To do:
Hunt for the word "dial" across the entries below, copying each line that holds it.
━━━━━━━━━━━━━━━━━━━━━━━━━━━━━━
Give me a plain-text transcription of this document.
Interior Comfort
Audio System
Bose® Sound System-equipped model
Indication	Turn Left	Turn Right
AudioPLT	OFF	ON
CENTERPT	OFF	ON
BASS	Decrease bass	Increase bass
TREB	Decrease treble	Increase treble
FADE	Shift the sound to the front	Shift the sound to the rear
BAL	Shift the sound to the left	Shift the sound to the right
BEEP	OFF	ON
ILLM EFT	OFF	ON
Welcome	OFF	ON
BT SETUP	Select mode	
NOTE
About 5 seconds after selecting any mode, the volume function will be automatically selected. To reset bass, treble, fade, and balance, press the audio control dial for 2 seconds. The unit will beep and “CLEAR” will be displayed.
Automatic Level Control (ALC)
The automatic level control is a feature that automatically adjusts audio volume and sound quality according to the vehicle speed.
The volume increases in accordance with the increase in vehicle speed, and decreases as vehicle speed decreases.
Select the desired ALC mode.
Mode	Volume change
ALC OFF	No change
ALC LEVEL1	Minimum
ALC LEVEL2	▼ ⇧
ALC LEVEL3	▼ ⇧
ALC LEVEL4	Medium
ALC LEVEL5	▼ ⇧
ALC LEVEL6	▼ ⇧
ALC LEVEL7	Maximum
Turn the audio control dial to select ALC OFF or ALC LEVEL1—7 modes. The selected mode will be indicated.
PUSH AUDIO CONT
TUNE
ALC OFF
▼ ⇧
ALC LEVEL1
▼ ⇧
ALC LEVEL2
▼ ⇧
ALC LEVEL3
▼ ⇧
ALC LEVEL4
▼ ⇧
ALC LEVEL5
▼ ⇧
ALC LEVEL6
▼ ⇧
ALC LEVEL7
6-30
━━━━━━━━━━━━━━━━━━━━━━━━━━━━━━
Result of this task:
About 5 seconds after selecting any mode, the volume function will be automatically selected. To reset bass, treble, fade, and balance, press the audio control dial for 2 seconds. The unit will beep and “CLEAR” will be displayed.
Turn the audio control dial to select ALC OFF or ALC LEVEL1—7 modes. The selected mode will be indicated.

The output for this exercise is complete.